*Input for this task*.
## begin

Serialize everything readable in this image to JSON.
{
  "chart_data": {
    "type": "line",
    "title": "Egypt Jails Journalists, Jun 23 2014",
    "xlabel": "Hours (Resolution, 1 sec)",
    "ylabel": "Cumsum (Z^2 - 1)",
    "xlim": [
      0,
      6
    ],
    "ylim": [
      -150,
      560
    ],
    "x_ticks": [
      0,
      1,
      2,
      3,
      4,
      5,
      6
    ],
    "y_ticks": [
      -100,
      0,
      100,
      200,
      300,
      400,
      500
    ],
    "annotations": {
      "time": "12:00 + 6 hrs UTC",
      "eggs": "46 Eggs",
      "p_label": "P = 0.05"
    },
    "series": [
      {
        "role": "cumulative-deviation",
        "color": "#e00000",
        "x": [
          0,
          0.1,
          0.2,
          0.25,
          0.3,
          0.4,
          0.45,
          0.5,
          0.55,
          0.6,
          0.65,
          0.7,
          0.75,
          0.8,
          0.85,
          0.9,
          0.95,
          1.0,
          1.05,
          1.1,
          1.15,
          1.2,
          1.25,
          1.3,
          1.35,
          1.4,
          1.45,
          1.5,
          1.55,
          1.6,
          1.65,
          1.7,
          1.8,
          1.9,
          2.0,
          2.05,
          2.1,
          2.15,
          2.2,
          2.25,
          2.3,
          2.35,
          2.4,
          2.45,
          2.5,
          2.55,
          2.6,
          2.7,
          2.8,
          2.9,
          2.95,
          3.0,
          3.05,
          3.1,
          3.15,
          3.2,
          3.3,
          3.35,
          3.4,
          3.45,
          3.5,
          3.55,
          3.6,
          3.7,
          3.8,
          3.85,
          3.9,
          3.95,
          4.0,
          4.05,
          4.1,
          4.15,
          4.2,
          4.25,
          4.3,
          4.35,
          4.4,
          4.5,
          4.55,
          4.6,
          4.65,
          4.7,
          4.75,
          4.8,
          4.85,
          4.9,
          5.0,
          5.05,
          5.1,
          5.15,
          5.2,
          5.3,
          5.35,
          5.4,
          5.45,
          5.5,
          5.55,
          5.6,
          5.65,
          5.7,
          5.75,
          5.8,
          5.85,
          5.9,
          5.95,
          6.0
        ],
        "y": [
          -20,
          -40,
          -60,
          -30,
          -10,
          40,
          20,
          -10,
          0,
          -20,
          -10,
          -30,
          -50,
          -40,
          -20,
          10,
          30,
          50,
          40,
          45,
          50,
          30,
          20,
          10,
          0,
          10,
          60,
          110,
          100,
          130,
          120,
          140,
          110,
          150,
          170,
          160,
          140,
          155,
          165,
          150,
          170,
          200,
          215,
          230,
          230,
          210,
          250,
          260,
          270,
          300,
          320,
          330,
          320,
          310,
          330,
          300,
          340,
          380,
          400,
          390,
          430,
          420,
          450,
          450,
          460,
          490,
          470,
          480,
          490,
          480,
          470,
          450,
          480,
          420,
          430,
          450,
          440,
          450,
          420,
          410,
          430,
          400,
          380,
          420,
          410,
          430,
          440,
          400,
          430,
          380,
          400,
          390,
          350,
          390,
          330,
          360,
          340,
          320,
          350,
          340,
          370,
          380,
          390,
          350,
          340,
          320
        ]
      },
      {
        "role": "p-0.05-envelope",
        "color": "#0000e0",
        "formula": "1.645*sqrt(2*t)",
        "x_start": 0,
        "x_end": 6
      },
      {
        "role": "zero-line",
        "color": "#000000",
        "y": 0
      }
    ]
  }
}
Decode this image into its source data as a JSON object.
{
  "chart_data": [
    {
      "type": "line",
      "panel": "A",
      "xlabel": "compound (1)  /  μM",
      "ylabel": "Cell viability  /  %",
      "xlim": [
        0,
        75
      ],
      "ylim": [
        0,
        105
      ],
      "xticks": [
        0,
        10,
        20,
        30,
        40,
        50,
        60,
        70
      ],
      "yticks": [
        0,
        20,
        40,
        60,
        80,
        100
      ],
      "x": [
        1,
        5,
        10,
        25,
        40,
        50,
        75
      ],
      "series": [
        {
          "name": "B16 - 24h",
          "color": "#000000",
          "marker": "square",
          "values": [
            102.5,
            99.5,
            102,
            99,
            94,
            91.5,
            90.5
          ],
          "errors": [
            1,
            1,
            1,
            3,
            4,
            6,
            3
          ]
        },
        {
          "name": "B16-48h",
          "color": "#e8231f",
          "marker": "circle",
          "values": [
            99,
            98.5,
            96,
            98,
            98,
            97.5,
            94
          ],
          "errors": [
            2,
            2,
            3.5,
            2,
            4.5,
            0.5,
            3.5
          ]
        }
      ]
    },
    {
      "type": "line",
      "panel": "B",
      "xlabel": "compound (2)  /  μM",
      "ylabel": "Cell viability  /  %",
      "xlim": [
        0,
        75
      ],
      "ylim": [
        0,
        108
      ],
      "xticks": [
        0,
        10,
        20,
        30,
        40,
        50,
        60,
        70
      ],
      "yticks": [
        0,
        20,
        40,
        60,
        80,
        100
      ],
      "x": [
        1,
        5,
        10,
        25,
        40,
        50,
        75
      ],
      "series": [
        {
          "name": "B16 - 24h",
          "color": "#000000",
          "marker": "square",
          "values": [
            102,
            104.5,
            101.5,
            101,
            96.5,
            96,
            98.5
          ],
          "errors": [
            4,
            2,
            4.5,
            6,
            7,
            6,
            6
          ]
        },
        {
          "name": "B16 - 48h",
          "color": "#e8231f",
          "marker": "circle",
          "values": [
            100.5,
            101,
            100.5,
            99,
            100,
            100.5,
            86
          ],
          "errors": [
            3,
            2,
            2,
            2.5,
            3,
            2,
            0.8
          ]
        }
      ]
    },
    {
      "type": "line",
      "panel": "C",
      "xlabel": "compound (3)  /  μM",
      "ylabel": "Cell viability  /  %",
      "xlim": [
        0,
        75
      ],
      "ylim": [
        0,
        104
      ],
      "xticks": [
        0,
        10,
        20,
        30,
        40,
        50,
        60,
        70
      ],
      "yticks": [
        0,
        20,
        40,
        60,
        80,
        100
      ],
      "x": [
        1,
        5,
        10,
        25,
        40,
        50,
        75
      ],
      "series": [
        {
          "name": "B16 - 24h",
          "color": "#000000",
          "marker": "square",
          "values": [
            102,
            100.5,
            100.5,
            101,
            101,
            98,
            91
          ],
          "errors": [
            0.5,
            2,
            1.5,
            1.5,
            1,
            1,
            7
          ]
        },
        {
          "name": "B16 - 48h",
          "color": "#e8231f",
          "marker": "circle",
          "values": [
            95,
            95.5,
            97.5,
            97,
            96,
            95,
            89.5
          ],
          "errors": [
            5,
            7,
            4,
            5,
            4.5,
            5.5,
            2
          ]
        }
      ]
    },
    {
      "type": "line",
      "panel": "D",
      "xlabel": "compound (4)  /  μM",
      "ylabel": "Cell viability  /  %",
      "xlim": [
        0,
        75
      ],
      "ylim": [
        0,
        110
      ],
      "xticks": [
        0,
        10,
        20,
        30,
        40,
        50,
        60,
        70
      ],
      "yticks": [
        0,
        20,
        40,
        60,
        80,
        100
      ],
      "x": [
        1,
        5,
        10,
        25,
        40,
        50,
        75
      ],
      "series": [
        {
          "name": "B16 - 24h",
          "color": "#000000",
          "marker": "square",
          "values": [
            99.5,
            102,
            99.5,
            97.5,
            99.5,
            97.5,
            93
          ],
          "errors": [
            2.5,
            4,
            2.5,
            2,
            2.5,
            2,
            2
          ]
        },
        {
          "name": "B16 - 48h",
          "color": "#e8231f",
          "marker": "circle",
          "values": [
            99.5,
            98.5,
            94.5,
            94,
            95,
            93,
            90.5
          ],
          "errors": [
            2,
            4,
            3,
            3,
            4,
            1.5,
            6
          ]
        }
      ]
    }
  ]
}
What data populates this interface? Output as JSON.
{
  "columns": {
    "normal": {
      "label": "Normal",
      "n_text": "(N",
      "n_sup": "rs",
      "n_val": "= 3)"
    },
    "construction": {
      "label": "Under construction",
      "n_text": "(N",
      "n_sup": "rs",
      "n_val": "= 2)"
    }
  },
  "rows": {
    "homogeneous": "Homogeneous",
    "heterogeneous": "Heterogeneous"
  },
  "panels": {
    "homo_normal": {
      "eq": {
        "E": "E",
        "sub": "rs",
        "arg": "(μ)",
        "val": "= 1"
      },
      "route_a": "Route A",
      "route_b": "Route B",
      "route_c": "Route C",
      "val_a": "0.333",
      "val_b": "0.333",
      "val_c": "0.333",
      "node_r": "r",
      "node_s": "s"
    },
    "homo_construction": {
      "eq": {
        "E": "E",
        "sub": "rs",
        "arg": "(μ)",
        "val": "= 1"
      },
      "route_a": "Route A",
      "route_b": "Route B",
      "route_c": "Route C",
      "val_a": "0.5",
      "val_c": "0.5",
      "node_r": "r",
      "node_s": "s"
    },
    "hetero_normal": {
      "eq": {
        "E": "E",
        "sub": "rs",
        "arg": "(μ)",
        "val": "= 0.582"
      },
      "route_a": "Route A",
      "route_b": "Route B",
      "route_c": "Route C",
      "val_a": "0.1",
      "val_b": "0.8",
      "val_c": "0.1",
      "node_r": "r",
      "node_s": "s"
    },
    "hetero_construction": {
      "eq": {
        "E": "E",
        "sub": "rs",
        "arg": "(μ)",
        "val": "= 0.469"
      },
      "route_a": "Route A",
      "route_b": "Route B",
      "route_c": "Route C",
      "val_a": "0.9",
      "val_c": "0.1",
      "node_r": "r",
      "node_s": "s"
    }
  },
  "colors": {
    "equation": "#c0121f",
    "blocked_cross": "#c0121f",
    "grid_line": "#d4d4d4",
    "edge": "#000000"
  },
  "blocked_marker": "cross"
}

## end

*What is asked*.
Pick out every line holding the string "JSON" and return it.

*Result of the task*.
Serialize everything readable in this image to JSON.
Decode this image into its source data as a JSON object.
What data populates this interface? Output as JSON.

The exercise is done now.